**The request:** Each line below is to be written out in full, exactly as shown.

--- begin ---

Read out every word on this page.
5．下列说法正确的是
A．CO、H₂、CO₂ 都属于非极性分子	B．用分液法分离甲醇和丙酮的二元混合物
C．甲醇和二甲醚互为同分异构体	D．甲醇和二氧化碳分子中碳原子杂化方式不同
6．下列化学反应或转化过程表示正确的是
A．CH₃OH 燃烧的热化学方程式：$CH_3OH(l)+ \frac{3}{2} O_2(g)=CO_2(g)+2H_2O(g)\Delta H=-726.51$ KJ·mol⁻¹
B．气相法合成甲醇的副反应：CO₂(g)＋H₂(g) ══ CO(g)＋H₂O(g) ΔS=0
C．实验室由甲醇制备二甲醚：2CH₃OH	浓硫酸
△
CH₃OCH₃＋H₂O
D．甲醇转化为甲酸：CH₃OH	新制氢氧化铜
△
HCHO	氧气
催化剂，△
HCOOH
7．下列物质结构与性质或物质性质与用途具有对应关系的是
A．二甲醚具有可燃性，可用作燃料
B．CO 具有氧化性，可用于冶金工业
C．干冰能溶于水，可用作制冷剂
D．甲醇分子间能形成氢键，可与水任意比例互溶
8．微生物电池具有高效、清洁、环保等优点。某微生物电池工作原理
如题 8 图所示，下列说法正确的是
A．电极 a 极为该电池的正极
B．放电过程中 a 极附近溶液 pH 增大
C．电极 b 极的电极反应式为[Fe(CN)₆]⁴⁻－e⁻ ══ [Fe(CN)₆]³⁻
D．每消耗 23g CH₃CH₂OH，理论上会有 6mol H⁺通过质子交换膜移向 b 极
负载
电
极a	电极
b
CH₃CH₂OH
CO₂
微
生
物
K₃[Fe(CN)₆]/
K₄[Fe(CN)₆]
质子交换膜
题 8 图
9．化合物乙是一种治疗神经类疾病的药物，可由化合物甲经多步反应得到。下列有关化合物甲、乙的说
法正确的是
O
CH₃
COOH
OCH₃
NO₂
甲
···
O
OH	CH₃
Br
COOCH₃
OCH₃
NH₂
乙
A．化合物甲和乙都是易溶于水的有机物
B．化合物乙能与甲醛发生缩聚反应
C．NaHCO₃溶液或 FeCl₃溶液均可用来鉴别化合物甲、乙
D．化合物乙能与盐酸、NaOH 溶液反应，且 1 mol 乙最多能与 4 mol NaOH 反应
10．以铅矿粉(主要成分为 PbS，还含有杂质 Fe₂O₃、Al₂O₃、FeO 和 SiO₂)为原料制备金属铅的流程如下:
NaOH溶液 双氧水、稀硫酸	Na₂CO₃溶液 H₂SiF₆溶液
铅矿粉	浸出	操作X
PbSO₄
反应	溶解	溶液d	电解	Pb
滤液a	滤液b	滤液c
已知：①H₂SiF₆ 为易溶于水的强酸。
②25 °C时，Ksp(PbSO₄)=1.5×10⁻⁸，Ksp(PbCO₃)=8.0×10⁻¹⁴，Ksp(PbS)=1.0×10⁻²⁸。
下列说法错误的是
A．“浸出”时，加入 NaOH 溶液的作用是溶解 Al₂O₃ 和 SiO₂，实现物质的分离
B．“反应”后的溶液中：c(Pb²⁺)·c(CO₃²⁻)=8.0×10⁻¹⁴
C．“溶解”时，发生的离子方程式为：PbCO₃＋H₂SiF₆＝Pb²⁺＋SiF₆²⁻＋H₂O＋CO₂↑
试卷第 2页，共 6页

--- end ---

**Complete answer:**
Read out every word on this page.
5．下列说法正确的是
A．CO、H₂、CO₂ 都属于非极性分子	B．用分液法分离甲醇和丙酮的二元混合物
C．甲醇和二甲醚互为同分异构体	D．甲醇和二氧化碳分子中碳原子杂化方式不同
6．下列化学反应或转化过程表示正确的是
A．CH₃OH 燃烧的热化学方程式：$CH_3OH(l)+ \frac{3}{2} O_2(g)=CO_2(g)+2H_2O(g)\Delta H=-726.51$ KJ·mol⁻¹
B．气相法合成甲醇的副反应：CO₂(g)＋H₂(g) ══ CO(g)＋H₂O(g) ΔS=0
C．实验室由甲醇制备二甲醚：2CH₃OH	浓硫酸
△
CH₃OCH₃＋H₂O
D．甲醇转化为甲酸：CH₃OH	新制氢氧化铜
△
HCHO	氧气
催化剂，△
HCOOH
7．下列物质结构与性质或物质性质与用途具有对应关系的是
A．二甲醚具有可燃性，可用作燃料
B．CO 具有氧化性，可用于冶金工业
C．干冰能溶于水，可用作制冷剂
D．甲醇分子间能形成氢键，可与水任意比例互溶
8．微生物电池具有高效、清洁、环保等优点。某微生物电池工作原理
如题 8 图所示，下列说法正确的是
A．电极 a 极为该电池的正极
B．放电过程中 a 极附近溶液 pH 增大
C．电极 b 极的电极反应式为[Fe(CN)₆]⁴⁻－e⁻ ══ [Fe(CN)₆]³⁻
D．每消耗 23g CH₃CH₂OH，理论上会有 6mol H⁺通过质子交换膜移向 b 极
负载
电
极a	电极
b
CH₃CH₂OH
CO₂
微
生
物
K₃[Fe(CN)₆]/
K₄[Fe(CN)₆]
质子交换膜
题 8 图
9．化合物乙是一种治疗神经类疾病的药物，可由化合物甲经多步反应得到。下列有关化合物甲、乙的说
法正确的是
O
CH₃
COOH
OCH₃
NO₂
甲
···
O
OH	CH₃
Br
COOCH₃
OCH₃
NH₂
乙
A．化合物甲和乙都是易溶于水的有机物
B．化合物乙能与甲醛发生缩聚反应
C．NaHCO₃溶液或 FeCl₃溶液均可用来鉴别化合物甲、乙
D．化合物乙能与盐酸、NaOH 溶液反应，且 1 mol 乙最多能与 4 mol NaOH 反应
10．以铅矿粉(主要成分为 PbS，还含有杂质 Fe₂O₃、Al₂O₃、FeO 和 SiO₂)为原料制备金属铅的流程如下:
NaOH溶液 双氧水、稀硫酸	Na₂CO₃溶液 H₂SiF₆溶液
铅矿粉	浸出	操作X
PbSO₄
反应	溶解	溶液d	电解	Pb
滤液a	滤液b	滤液c
已知：①H₂SiF₆ 为易溶于水的强酸。
②25 °C时，Ksp(PbSO₄)=1.5×10⁻⁸，Ksp(PbCO₃)=8.0×10⁻¹⁴，Ksp(PbS)=1.0×10⁻²⁸。
下列说法错误的是
A．“浸出”时，加入 NaOH 溶液的作用是溶解 Al₂O₃ 和 SiO₂，实现物质的分离
B．“反应”后的溶液中：c(Pb²⁺)·c(CO₃²⁻)=8.0×10⁻¹⁴
C．“溶解”时，发生的离子方程式为：PbCO₃＋H₂SiF₆＝Pb²⁺＋SiF₆²⁻＋H₂O＋CO₂↑
试卷第 2页，共 6页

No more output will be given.